**PROVIDED DATA:**
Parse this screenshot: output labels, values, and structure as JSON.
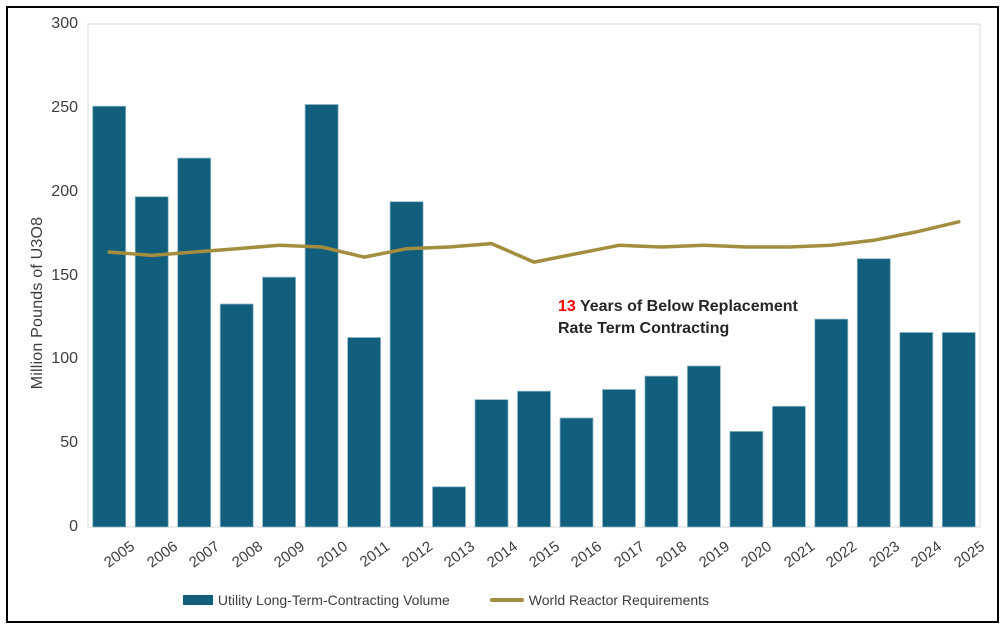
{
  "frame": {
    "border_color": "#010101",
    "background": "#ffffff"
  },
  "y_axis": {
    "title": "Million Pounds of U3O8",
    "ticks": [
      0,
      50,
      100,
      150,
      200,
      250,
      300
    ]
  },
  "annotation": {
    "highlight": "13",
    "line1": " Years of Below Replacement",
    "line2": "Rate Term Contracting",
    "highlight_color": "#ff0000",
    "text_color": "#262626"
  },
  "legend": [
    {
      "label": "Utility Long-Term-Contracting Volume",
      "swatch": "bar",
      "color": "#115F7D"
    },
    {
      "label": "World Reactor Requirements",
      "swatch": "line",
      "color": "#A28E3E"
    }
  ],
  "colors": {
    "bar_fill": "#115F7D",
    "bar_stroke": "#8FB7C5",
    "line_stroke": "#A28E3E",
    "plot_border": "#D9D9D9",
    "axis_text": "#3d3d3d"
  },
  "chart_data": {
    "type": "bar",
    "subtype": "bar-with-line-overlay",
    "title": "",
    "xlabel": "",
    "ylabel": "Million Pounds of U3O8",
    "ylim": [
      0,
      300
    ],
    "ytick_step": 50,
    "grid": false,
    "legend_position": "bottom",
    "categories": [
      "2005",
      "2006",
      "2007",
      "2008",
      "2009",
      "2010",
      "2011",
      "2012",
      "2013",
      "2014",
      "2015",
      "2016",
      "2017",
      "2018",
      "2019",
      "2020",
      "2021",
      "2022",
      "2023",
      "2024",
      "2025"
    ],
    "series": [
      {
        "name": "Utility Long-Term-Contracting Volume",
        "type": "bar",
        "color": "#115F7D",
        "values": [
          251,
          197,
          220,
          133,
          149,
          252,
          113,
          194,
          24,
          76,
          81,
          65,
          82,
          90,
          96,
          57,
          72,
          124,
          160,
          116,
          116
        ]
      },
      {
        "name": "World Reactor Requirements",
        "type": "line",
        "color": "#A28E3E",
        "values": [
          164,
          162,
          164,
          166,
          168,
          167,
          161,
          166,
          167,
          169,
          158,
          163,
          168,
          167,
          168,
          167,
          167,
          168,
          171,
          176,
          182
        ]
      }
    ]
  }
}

**WHAT THE TASK ASKS:** Repeat the material above in full and unchanged, minus its images.

**FINAL ANSWER:**
Parse this screenshot: output labels, values, and structure as JSON.
{
  "frame": {
    "border_color": "#010101",
    "background": "#ffffff"
  },
  "y_axis": {
    "title": "Million Pounds of U3O8",
    "ticks": [
      0,
      50,
      100,
      150,
      200,
      250,
      300
    ]
  },
  "annotation": {
    "highlight": "13",
    "line1": " Years of Below Replacement",
    "line2": "Rate Term Contracting",
    "highlight_color": "#ff0000",
    "text_color": "#262626"
  },
  "legend": [
    {
      "label": "Utility Long-Term-Contracting Volume",
      "swatch": "bar",
      "color": "#115F7D"
    },
    {
      "label": "World Reactor Requirements",
      "swatch": "line",
      "color": "#A28E3E"
    }
  ],
  "colors": {
    "bar_fill": "#115F7D",
    "bar_stroke": "#8FB7C5",
    "line_stroke": "#A28E3E",
    "plot_border": "#D9D9D9",
    "axis_text": "#3d3d3d"
  },
  "chart_data": {
    "type": "bar",
    "subtype": "bar-with-line-overlay",
    "title": "",
    "xlabel": "",
    "ylabel": "Million Pounds of U3O8",
    "ylim": [
      0,
      300
    ],
    "ytick_step": 50,
    "grid": false,
    "legend_position": "bottom",
    "categories": [
      "2005",
      "2006",
      "2007",
      "2008",
      "2009",
      "2010",
      "2011",
      "2012",
      "2013",
      "2014",
      "2015",
      "2016",
      "2017",
      "2018",
      "2019",
      "2020",
      "2021",
      "2022",
      "2023",
      "2024",
      "2025"
    ],
    "series": [
      {
        "name": "Utility Long-Term-Contracting Volume",
        "type": "bar",
        "color": "#115F7D",
        "values": [
          251,
          197,
          220,
          133,
          149,
          252,
          113,
          194,
          24,
          76,
          81,
          65,
          82,
          90,
          96,
          57,
          72,
          124,
          160,
          116,
          116
        ]
      },
      {
        "name": "World Reactor Requirements",
        "type": "line",
        "color": "#A28E3E",
        "values": [
          164,
          162,
          164,
          166,
          168,
          167,
          161,
          166,
          167,
          169,
          158,
          163,
          168,
          167,
          168,
          167,
          167,
          168,
          171,
          176,
          182
        ]
      }
    ]
  }
}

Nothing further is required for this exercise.